■ **Written request**:
Begin the copy at the line containing "Give me the" and end it at the final line of the material below, reproducing each line exactly, without images.

■ **Records for this exercise**:
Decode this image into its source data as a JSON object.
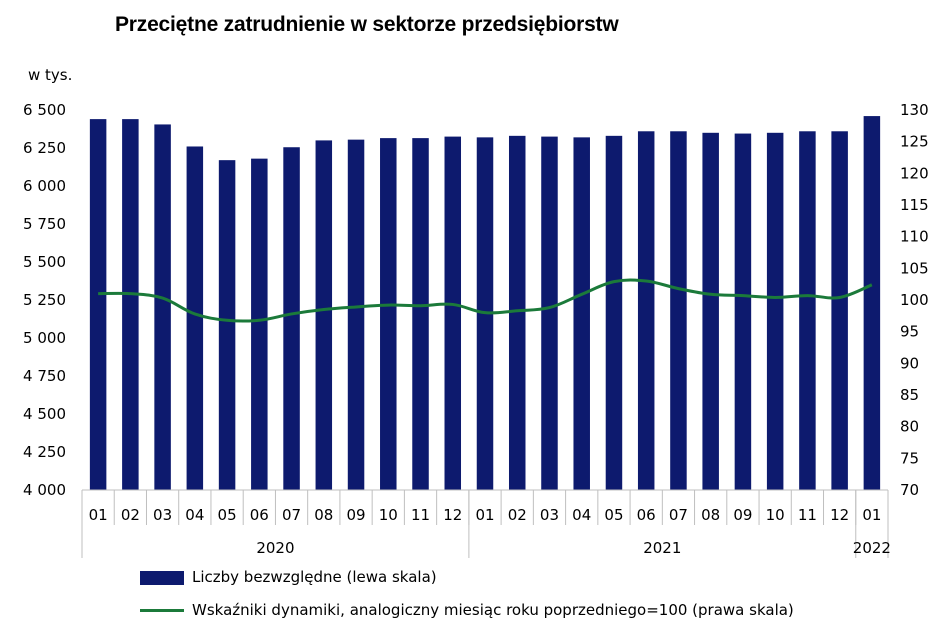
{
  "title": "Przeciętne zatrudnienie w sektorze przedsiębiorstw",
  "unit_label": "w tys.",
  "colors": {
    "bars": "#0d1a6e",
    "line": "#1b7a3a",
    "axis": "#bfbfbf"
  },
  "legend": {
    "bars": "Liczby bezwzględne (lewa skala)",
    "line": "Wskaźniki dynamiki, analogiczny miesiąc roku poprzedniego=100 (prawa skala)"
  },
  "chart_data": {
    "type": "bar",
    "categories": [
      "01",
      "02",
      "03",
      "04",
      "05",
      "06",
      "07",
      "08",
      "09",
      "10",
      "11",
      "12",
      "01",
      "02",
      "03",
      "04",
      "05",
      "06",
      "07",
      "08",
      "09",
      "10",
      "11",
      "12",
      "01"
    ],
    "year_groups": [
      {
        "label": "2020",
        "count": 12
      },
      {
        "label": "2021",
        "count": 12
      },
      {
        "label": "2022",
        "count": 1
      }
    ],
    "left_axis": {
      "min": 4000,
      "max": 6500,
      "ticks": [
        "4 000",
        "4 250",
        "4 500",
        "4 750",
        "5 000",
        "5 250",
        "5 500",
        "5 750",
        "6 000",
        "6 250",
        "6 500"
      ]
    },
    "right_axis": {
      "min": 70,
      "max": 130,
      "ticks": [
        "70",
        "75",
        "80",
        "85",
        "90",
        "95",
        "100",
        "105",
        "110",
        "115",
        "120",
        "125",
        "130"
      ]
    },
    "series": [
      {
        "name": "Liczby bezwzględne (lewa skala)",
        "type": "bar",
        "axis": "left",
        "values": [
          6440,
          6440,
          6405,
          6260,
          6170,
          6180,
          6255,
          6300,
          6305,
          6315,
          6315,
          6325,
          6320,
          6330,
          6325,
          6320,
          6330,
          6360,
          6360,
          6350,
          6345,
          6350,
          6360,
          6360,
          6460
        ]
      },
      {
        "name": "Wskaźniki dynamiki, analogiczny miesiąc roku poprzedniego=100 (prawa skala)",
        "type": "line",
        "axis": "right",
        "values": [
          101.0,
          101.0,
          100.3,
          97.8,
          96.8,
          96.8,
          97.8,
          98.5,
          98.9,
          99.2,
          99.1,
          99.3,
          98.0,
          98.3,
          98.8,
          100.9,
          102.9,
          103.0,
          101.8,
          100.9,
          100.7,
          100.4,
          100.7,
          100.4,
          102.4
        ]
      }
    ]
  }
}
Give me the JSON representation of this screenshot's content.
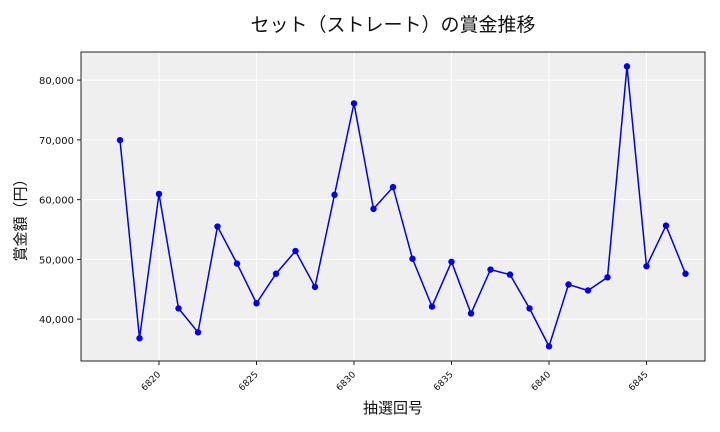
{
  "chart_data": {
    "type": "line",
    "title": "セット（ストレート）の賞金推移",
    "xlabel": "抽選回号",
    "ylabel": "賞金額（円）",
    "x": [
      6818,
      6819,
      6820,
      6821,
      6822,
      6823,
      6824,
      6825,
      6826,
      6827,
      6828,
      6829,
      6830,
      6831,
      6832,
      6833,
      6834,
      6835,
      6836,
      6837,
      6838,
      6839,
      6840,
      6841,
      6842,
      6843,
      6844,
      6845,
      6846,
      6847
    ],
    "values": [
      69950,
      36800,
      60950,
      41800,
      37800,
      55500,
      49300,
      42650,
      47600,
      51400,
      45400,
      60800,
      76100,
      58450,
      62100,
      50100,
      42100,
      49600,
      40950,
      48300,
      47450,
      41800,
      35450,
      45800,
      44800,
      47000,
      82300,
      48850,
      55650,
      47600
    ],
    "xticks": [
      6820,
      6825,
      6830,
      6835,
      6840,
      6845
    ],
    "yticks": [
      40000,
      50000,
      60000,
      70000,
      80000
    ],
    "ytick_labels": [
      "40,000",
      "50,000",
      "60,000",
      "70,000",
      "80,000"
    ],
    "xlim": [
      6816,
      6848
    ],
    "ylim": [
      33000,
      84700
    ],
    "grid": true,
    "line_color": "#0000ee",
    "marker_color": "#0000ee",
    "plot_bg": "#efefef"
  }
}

■ **Reply**:
Give me the JSON representation of this screenshot's content.
{
  "chart_data": {
    "type": "line",
    "title": "セット（ストレート）の賞金推移",
    "xlabel": "抽選回号",
    "ylabel": "賞金額（円）",
    "x": [
      6818,
      6819,
      6820,
      6821,
      6822,
      6823,
      6824,
      6825,
      6826,
      6827,
      6828,
      6829,
      6830,
      6831,
      6832,
      6833,
      6834,
      6835,
      6836,
      6837,
      6838,
      6839,
      6840,
      6841,
      6842,
      6843,
      6844,
      6845,
      6846,
      6847
    ],
    "values": [
      69950,
      36800,
      60950,
      41800,
      37800,
      55500,
      49300,
      42650,
      47600,
      51400,
      45400,
      60800,
      76100,
      58450,
      62100,
      50100,
      42100,
      49600,
      40950,
      48300,
      47450,
      41800,
      35450,
      45800,
      44800,
      47000,
      82300,
      48850,
      55650,
      47600
    ],
    "xticks": [
      6820,
      6825,
      6830,
      6835,
      6840,
      6845
    ],
    "yticks": [
      40000,
      50000,
      60000,
      70000,
      80000
    ],
    "ytick_labels": [
      "40,000",
      "50,000",
      "60,000",
      "70,000",
      "80,000"
    ],
    "xlim": [
      6816,
      6848
    ],
    "ylim": [
      33000,
      84700
    ],
    "grid": true,
    "line_color": "#0000ee",
    "marker_color": "#0000ee",
    "plot_bg": "#efefef"
  }
}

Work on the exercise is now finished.